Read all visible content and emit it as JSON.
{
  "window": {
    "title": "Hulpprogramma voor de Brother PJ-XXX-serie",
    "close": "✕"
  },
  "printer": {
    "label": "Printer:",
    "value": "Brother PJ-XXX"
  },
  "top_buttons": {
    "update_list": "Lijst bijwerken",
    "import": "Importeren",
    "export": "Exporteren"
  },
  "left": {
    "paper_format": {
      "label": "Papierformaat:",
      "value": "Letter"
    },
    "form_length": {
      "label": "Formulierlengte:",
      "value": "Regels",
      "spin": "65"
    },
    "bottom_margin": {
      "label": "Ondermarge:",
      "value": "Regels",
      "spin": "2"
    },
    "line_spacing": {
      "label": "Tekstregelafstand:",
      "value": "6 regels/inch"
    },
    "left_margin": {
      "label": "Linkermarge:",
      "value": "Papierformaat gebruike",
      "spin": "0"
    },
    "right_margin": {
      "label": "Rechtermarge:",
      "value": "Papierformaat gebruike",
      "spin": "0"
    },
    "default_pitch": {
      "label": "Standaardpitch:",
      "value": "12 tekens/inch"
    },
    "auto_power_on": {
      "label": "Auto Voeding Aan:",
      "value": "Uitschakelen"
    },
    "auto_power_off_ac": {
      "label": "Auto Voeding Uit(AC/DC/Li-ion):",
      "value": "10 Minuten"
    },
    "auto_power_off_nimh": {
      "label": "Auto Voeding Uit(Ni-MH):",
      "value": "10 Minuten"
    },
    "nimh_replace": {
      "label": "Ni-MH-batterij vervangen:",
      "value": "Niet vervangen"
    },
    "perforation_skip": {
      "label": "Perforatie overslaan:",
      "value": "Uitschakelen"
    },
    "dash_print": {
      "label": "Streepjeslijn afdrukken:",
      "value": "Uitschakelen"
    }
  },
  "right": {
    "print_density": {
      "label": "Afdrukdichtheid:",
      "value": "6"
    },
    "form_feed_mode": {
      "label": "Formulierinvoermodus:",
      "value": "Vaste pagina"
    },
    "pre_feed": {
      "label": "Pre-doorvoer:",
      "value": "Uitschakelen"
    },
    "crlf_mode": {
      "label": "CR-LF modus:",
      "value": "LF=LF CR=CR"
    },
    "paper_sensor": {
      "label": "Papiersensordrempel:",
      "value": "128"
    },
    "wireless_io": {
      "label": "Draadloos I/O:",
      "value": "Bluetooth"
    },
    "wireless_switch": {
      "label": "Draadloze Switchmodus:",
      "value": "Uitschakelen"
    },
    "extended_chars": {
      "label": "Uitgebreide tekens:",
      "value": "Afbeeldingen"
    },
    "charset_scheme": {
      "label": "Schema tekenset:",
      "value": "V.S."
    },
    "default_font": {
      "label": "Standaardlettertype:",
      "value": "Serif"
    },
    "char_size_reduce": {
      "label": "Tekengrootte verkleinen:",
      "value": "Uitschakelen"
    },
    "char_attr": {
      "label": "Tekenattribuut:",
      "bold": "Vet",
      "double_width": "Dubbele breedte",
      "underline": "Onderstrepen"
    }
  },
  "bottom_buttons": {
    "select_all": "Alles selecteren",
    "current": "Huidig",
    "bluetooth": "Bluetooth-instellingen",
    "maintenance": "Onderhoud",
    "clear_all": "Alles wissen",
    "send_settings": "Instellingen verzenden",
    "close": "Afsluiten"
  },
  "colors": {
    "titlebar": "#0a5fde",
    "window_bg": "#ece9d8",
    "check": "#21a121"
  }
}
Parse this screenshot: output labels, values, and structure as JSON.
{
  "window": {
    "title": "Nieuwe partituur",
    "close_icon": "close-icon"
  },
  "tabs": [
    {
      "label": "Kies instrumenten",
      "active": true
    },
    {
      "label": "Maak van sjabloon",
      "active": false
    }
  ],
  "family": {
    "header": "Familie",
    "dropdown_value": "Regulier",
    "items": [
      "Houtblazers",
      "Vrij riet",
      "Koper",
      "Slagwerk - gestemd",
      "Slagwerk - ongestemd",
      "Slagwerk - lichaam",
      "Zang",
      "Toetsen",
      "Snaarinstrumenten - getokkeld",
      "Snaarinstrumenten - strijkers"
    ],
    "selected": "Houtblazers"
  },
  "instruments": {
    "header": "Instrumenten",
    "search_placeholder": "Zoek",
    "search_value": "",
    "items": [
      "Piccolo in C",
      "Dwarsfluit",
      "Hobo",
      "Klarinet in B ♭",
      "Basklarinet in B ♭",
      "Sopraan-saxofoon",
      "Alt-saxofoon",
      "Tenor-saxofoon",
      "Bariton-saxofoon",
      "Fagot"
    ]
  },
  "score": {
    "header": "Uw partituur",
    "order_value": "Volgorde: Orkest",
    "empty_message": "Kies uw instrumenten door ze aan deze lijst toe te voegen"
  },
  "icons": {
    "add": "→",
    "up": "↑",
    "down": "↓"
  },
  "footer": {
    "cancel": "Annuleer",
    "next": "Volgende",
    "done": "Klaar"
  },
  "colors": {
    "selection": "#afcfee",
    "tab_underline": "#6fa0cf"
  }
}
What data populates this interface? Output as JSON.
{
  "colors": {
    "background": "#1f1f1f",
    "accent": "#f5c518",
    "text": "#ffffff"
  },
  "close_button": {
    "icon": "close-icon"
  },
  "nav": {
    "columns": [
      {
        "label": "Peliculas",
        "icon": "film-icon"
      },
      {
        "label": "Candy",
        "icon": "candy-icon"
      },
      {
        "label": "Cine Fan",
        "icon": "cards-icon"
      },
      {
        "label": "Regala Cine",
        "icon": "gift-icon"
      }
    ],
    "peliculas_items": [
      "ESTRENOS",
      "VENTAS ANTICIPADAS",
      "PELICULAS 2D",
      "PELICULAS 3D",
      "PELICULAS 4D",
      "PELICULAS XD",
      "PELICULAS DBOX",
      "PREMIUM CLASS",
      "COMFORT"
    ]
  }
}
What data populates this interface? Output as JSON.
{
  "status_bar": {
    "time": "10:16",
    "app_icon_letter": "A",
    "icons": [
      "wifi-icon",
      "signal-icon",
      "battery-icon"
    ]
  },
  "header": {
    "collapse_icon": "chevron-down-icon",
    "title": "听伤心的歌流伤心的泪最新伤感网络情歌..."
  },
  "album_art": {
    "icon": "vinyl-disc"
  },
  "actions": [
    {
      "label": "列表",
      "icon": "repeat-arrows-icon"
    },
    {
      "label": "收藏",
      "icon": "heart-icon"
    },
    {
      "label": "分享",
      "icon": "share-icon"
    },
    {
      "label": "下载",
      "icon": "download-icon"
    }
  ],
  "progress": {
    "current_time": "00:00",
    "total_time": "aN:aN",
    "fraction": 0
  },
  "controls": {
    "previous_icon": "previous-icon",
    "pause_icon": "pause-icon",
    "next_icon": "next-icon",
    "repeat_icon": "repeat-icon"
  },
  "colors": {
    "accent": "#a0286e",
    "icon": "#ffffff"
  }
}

------------------------------------------------------------

WHAT YOU SHOULD DO:
Say how many lines in the records hold "partituur", with the number as the whole reply.

RESULT OF THIS TASK:
2